--- To do ---
Search the data for the string "Other" and gather each line it is in.
Segment Start: Input data
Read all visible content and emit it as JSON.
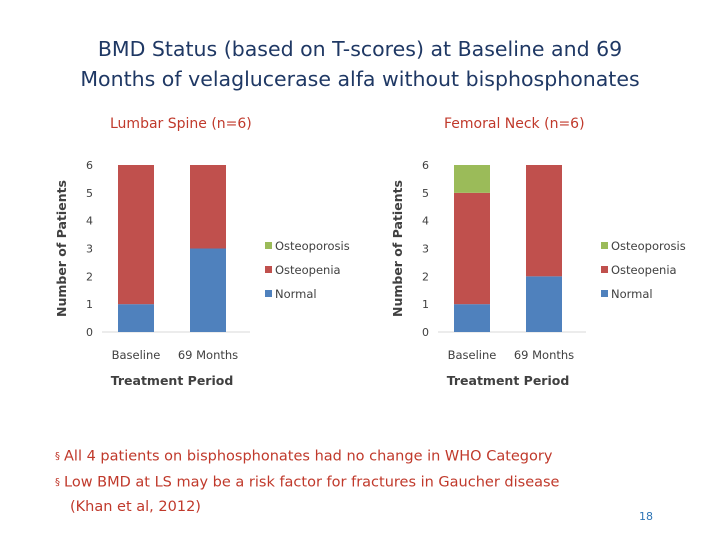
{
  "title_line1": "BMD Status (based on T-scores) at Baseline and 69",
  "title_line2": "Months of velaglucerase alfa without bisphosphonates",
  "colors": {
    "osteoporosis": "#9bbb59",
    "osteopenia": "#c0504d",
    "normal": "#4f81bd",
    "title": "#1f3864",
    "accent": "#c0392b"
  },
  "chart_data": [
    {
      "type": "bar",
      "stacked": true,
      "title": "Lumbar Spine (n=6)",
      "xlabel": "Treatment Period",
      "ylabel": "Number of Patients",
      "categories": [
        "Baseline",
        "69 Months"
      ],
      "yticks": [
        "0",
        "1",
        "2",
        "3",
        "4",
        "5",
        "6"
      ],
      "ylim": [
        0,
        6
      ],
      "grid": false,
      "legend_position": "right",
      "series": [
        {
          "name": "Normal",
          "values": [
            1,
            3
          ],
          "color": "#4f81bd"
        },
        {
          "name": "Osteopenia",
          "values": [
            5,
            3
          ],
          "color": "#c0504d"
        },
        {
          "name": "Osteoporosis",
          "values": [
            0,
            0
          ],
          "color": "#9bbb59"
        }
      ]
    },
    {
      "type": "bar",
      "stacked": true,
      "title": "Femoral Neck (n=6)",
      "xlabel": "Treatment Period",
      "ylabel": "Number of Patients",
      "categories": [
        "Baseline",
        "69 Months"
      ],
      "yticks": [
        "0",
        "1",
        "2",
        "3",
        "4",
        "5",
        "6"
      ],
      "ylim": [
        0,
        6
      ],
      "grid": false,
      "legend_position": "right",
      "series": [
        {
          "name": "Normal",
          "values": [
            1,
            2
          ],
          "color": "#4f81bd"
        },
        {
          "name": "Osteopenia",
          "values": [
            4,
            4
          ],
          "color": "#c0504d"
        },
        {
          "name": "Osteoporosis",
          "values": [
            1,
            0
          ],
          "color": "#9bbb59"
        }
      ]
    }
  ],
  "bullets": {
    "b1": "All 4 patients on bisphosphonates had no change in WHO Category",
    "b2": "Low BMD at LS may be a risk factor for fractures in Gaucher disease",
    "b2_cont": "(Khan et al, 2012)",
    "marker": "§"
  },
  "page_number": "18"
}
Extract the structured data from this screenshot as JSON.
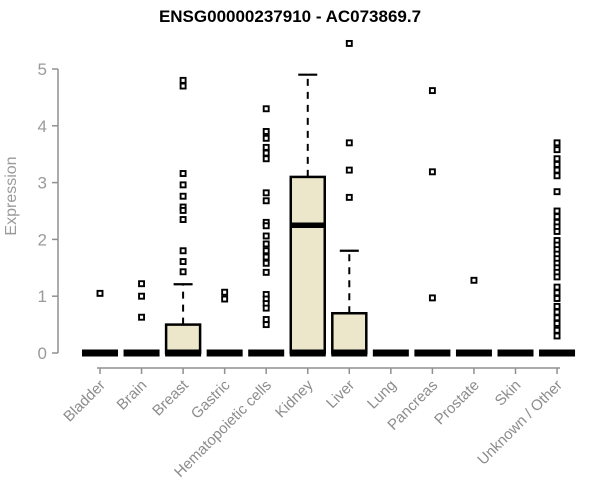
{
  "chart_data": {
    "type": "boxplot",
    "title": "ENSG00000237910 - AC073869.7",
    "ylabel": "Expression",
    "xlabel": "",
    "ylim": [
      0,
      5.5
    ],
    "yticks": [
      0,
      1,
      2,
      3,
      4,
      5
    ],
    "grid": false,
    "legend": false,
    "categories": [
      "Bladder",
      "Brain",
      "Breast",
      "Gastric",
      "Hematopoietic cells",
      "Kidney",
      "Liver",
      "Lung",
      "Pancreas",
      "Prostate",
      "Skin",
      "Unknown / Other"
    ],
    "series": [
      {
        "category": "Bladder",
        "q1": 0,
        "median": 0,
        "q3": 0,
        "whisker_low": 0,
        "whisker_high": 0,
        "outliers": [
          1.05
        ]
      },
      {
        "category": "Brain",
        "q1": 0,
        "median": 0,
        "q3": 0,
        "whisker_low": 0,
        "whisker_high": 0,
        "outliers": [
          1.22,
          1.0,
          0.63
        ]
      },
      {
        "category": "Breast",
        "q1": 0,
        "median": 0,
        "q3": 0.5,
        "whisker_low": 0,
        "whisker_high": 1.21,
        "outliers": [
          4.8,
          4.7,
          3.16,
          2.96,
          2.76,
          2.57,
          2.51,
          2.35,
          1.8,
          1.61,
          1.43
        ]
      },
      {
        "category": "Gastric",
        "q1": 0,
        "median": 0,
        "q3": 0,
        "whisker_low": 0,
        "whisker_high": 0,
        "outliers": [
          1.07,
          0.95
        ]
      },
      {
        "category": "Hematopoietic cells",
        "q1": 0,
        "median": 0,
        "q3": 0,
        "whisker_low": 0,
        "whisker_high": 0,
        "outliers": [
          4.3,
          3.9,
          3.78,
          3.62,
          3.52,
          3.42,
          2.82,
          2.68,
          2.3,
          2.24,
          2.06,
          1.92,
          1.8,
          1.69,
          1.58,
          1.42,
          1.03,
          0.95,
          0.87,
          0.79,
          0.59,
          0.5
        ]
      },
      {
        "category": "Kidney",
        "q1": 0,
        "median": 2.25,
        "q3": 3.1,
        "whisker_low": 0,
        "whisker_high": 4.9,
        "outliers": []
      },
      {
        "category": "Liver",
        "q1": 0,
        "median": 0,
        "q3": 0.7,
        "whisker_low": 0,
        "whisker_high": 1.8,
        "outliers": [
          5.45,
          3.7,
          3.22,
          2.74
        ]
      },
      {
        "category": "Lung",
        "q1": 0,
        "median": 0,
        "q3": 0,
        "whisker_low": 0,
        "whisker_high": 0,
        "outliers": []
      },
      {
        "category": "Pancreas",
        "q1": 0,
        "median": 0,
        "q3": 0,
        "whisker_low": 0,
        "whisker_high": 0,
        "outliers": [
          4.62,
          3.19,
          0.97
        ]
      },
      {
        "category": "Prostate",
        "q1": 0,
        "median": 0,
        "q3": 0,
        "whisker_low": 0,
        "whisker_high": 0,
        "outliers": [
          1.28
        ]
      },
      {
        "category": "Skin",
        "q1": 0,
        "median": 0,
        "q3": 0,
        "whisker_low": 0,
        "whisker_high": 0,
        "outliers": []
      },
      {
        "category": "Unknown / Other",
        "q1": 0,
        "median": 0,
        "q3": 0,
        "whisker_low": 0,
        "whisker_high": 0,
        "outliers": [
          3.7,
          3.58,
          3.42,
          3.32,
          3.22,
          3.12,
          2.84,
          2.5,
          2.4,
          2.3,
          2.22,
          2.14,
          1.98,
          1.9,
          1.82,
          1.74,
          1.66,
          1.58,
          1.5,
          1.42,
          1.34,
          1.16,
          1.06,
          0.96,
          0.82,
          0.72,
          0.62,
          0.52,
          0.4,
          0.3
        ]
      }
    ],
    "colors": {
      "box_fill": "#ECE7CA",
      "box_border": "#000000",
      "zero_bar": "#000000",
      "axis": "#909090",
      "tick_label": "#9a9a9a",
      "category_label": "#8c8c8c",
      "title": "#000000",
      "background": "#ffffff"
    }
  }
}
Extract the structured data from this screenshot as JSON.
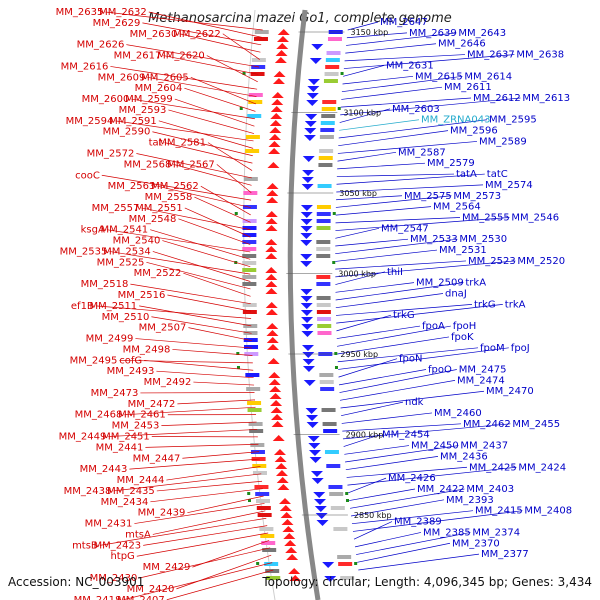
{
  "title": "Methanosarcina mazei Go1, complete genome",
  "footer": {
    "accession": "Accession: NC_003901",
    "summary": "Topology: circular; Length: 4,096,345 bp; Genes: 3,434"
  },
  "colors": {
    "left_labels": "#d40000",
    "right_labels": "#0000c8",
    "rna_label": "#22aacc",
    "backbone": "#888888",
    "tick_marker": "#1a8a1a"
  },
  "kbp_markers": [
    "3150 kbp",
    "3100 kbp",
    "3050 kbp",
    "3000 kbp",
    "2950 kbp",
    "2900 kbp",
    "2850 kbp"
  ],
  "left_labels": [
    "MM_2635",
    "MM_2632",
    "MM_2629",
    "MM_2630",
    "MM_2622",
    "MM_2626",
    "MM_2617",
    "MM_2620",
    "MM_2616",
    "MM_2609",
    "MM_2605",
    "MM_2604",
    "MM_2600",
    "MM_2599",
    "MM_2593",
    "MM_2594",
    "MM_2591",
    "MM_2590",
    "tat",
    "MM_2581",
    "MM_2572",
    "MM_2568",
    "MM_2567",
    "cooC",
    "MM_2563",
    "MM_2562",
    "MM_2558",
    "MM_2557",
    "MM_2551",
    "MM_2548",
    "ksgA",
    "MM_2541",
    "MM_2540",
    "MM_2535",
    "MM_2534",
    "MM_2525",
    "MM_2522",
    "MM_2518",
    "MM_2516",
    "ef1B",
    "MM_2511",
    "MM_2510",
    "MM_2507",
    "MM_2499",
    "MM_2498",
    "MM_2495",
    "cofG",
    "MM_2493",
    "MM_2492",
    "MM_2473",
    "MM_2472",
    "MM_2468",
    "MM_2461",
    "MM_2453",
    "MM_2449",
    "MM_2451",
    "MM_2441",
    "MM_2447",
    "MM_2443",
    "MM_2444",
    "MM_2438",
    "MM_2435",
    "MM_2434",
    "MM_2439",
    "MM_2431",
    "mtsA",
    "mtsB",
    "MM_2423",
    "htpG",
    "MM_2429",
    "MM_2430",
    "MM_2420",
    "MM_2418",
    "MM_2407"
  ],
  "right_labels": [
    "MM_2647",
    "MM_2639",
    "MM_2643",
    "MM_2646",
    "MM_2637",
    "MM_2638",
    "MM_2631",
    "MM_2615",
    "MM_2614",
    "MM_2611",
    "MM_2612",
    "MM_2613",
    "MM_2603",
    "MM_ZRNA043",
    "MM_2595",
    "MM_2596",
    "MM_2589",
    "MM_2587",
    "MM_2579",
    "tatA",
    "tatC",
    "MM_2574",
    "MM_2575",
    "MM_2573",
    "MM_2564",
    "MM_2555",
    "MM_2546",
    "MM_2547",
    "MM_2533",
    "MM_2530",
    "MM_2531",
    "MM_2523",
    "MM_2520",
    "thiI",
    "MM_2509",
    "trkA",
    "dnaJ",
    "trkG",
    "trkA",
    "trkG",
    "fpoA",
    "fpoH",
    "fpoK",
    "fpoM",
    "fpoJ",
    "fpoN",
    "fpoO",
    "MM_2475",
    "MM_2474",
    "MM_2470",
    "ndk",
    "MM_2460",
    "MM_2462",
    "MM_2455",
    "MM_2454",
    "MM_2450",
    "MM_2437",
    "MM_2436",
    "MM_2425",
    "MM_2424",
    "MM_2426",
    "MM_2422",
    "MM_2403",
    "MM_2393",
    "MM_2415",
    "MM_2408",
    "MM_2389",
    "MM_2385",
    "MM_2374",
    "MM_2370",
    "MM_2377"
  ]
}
Segment End: Input data
--- Solution below ---
      "Unknown / Other"
        "category": "Unknown / Other",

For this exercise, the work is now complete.